Dataset items:
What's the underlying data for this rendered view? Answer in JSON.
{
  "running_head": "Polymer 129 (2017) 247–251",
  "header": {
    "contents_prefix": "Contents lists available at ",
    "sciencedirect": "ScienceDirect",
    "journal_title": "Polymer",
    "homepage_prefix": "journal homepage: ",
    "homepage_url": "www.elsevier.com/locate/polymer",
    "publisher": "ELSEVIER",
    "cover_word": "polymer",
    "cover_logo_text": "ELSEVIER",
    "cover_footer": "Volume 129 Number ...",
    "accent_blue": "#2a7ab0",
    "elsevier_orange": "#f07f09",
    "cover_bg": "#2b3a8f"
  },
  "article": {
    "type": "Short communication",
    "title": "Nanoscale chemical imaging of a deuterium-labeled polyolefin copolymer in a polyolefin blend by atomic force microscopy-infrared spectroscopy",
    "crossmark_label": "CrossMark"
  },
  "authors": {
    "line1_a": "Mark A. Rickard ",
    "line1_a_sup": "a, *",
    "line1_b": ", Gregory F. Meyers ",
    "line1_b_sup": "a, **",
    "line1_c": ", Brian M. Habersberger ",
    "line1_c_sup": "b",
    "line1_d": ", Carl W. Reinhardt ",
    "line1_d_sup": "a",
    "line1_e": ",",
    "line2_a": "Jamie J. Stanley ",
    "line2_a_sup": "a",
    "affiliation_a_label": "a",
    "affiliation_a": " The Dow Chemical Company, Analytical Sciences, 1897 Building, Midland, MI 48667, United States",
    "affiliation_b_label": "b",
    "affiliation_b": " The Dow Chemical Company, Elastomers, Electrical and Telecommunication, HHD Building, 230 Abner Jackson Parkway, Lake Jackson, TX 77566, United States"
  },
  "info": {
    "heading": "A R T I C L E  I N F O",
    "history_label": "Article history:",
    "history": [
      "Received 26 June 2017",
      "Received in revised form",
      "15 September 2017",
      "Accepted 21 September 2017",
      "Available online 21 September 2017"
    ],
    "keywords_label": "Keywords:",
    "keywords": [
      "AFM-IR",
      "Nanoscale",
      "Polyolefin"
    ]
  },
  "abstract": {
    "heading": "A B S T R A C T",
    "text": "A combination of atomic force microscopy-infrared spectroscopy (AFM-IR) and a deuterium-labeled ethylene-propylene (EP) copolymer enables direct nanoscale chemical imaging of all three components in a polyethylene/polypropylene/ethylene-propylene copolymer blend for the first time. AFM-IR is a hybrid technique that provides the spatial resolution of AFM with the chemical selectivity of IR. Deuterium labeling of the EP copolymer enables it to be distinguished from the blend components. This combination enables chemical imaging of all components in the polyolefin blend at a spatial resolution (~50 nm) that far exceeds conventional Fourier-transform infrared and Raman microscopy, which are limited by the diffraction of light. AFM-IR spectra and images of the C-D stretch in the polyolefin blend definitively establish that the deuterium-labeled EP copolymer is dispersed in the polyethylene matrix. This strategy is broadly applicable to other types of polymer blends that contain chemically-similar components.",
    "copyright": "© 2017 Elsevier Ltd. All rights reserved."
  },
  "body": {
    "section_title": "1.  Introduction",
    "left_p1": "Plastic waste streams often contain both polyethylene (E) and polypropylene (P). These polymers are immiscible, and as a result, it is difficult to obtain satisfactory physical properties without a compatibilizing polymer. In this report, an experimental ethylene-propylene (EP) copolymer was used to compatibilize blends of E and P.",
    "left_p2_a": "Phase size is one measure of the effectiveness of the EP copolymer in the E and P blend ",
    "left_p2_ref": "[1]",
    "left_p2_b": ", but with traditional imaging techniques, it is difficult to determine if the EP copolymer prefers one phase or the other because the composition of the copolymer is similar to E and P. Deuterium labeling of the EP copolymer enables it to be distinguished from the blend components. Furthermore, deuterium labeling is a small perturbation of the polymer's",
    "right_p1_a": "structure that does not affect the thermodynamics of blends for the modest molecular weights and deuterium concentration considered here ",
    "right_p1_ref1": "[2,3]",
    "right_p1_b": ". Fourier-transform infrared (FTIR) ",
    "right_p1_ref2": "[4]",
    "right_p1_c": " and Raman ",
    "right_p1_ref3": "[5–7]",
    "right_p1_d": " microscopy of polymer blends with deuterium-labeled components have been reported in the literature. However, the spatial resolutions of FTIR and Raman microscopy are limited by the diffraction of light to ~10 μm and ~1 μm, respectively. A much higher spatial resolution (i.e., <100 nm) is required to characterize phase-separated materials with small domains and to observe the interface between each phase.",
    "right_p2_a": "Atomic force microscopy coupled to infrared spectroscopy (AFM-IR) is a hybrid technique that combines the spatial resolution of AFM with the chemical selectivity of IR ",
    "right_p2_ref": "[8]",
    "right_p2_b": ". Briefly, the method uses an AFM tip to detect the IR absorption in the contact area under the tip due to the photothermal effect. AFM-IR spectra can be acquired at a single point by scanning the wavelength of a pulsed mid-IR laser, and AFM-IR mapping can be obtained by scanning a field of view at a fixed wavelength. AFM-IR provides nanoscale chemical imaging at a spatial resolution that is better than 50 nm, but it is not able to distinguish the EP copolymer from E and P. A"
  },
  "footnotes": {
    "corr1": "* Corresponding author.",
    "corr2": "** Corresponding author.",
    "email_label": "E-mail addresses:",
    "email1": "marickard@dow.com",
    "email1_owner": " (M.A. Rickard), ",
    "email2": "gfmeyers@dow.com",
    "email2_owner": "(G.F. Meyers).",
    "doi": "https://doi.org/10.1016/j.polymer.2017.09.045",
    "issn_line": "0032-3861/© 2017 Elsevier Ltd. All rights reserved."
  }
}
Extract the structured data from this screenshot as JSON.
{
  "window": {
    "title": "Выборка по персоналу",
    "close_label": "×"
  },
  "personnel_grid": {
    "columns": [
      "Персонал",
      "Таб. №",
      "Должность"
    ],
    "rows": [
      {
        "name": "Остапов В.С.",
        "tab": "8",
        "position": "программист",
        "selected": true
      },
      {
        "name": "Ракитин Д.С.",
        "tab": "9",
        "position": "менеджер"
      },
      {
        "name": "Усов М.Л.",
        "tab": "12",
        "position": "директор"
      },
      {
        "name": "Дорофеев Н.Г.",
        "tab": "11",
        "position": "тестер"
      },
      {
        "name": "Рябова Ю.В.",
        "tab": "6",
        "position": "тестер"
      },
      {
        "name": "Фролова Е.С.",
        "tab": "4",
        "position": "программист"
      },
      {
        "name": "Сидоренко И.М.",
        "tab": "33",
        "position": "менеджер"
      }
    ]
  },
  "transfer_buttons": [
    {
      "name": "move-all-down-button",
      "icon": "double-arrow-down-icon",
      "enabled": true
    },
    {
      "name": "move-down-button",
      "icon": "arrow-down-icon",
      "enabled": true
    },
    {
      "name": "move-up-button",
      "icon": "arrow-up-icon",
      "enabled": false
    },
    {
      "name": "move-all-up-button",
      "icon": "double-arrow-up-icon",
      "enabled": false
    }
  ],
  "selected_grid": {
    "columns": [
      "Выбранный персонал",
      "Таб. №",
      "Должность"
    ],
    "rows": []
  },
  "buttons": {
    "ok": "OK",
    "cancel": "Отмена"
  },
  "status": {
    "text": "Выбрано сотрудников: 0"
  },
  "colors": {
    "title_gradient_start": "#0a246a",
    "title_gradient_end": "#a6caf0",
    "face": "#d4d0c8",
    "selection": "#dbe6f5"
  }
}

* Goal of the exercise: Copy out the full set of records precisely, leaving nothing out.

* Answer to the exercise:
What's the underlying data for this rendered view? Answer in JSON.
{
  "running_head": "Polymer 129 (2017) 247–251",
  "header": {
    "contents_prefix": "Contents lists available at ",
    "sciencedirect": "ScienceDirect",
    "journal_title": "Polymer",
    "homepage_prefix": "journal homepage: ",
    "homepage_url": "www.elsevier.com/locate/polymer",
    "publisher": "ELSEVIER",
    "cover_word": "polymer",
    "cover_logo_text": "ELSEVIER",
    "cover_footer": "Volume 129 Number ...",
    "accent_blue": "#2a7ab0",
    "elsevier_orange": "#f07f09",
    "cover_bg": "#2b3a8f"
  },
  "article": {
    "type": "Short communication",
    "title": "Nanoscale chemical imaging of a deuterium-labeled polyolefin copolymer in a polyolefin blend by atomic force microscopy-infrared spectroscopy",
    "crossmark_label": "CrossMark"
  },
  "authors": {
    "line1_a": "Mark A. Rickard ",
    "line1_a_sup": "a, *",
    "line1_b": ", Gregory F. Meyers ",
    "line1_b_sup": "a, **",
    "line1_c": ", Brian M. Habersberger ",
    "line1_c_sup": "b",
    "line1_d": ", Carl W. Reinhardt ",
    "line1_d_sup": "a",
    "line1_e": ",",
    "line2_a": "Jamie J. Stanley ",
    "line2_a_sup": "a",
    "affiliation_a_label": "a",
    "affiliation_a": " The Dow Chemical Company, Analytical Sciences, 1897 Building, Midland, MI 48667, United States",
    "affiliation_b_label": "b",
    "affiliation_b": " The Dow Chemical Company, Elastomers, Electrical and Telecommunication, HHD Building, 230 Abner Jackson Parkway, Lake Jackson, TX 77566, United States"
  },
  "info": {
    "heading": "A R T I C L E  I N F O",
    "history_label": "Article history:",
    "history": [
      "Received 26 June 2017",
      "Received in revised form",
      "15 September 2017",
      "Accepted 21 September 2017",
      "Available online 21 September 2017"
    ],
    "keywords_label": "Keywords:",
    "keywords": [
      "AFM-IR",
      "Nanoscale",
      "Polyolefin"
    ]
  },
  "abstract": {
    "heading": "A B S T R A C T",
    "text": "A combination of atomic force microscopy-infrared spectroscopy (AFM-IR) and a deuterium-labeled ethylene-propylene (EP) copolymer enables direct nanoscale chemical imaging of all three components in a polyethylene/polypropylene/ethylene-propylene copolymer blend for the first time. AFM-IR is a hybrid technique that provides the spatial resolution of AFM with the chemical selectivity of IR. Deuterium labeling of the EP copolymer enables it to be distinguished from the blend components. This combination enables chemical imaging of all components in the polyolefin blend at a spatial resolution (~50 nm) that far exceeds conventional Fourier-transform infrared and Raman microscopy, which are limited by the diffraction of light. AFM-IR spectra and images of the C-D stretch in the polyolefin blend definitively establish that the deuterium-labeled EP copolymer is dispersed in the polyethylene matrix. This strategy is broadly applicable to other types of polymer blends that contain chemically-similar components.",
    "copyright": "© 2017 Elsevier Ltd. All rights reserved."
  },
  "body": {
    "section_title": "1.  Introduction",
    "left_p1": "Plastic waste streams often contain both polyethylene (E) and polypropylene (P). These polymers are immiscible, and as a result, it is difficult to obtain satisfactory physical properties without a compatibilizing polymer. In this report, an experimental ethylene-propylene (EP) copolymer was used to compatibilize blends of E and P.",
    "left_p2_a": "Phase size is one measure of the effectiveness of the EP copolymer in the E and P blend ",
    "left_p2_ref": "[1]",
    "left_p2_b": ", but with traditional imaging techniques, it is difficult to determine if the EP copolymer prefers one phase or the other because the composition of the copolymer is similar to E and P. Deuterium labeling of the EP copolymer enables it to be distinguished from the blend components. Furthermore, deuterium labeling is a small perturbation of the polymer's",
    "right_p1_a": "structure that does not affect the thermodynamics of blends for the modest molecular weights and deuterium concentration considered here ",
    "right_p1_ref1": "[2,3]",
    "right_p1_b": ". Fourier-transform infrared (FTIR) ",
    "right_p1_ref2": "[4]",
    "right_p1_c": " and Raman ",
    "right_p1_ref3": "[5–7]",
    "right_p1_d": " microscopy of polymer blends with deuterium-labeled components have been reported in the literature. However, the spatial resolutions of FTIR and Raman microscopy are limited by the diffraction of light to ~10 μm and ~1 μm, respectively. A much higher spatial resolution (i.e., <100 nm) is required to characterize phase-separated materials with small domains and to observe the interface between each phase.",
    "right_p2_a": "Atomic force microscopy coupled to infrared spectroscopy (AFM-IR) is a hybrid technique that combines the spatial resolution of AFM with the chemical selectivity of IR ",
    "right_p2_ref": "[8]",
    "right_p2_b": ". Briefly, the method uses an AFM tip to detect the IR absorption in the contact area under the tip due to the photothermal effect. AFM-IR spectra can be acquired at a single point by scanning the wavelength of a pulsed mid-IR laser, and AFM-IR mapping can be obtained by scanning a field of view at a fixed wavelength. AFM-IR provides nanoscale chemical imaging at a spatial resolution that is better than 50 nm, but it is not able to distinguish the EP copolymer from E and P. A"
  },
  "footnotes": {
    "corr1": "* Corresponding author.",
    "corr2": "** Corresponding author.",
    "email_label": "E-mail addresses:",
    "email1": "marickard@dow.com",
    "email1_owner": " (M.A. Rickard), ",
    "email2": "gfmeyers@dow.com",
    "email2_owner": "(G.F. Meyers).",
    "doi": "https://doi.org/10.1016/j.polymer.2017.09.045",
    "issn_line": "0032-3861/© 2017 Elsevier Ltd. All rights reserved."
  }
}
Extract the structured data from this screenshot as JSON.
{
  "window": {
    "title": "Выборка по персоналу",
    "close_label": "×"
  },
  "personnel_grid": {
    "columns": [
      "Персонал",
      "Таб. №",
      "Должность"
    ],
    "rows": [
      {
        "name": "Остапов В.С.",
        "tab": "8",
        "position": "программист",
        "selected": true
      },
      {
        "name": "Ракитин Д.С.",
        "tab": "9",
        "position": "менеджер"
      },
      {
        "name": "Усов М.Л.",
        "tab": "12",
        "position": "директор"
      },
      {
        "name": "Дорофеев Н.Г.",
        "tab": "11",
        "position": "тестер"
      },
      {
        "name": "Рябова Ю.В.",
        "tab": "6",
        "position": "тестер"
      },
      {
        "name": "Фролова Е.С.",
        "tab": "4",
        "position": "программист"
      },
      {
        "name": "Сидоренко И.М.",
        "tab": "33",
        "position": "менеджер"
      }
    ]
  },
  "transfer_buttons": [
    {
      "name": "move-all-down-button",
      "icon": "double-arrow-down-icon",
      "enabled": true
    },
    {
      "name": "move-down-button",
      "icon": "arrow-down-icon",
      "enabled": true
    },
    {
      "name": "move-up-button",
      "icon": "arrow-up-icon",
      "enabled": false
    },
    {
      "name": "move-all-up-button",
      "icon": "double-arrow-up-icon",
      "enabled": false
    }
  ],
  "selected_grid": {
    "columns": [
      "Выбранный персонал",
      "Таб. №",
      "Должность"
    ],
    "rows": []
  },
  "buttons": {
    "ok": "OK",
    "cancel": "Отмена"
  },
  "status": {
    "text": "Выбрано сотрудников: 0"
  },
  "colors": {
    "title_gradient_start": "#0a246a",
    "title_gradient_end": "#a6caf0",
    "face": "#d4d0c8",
    "selection": "#dbe6f5"
  }
}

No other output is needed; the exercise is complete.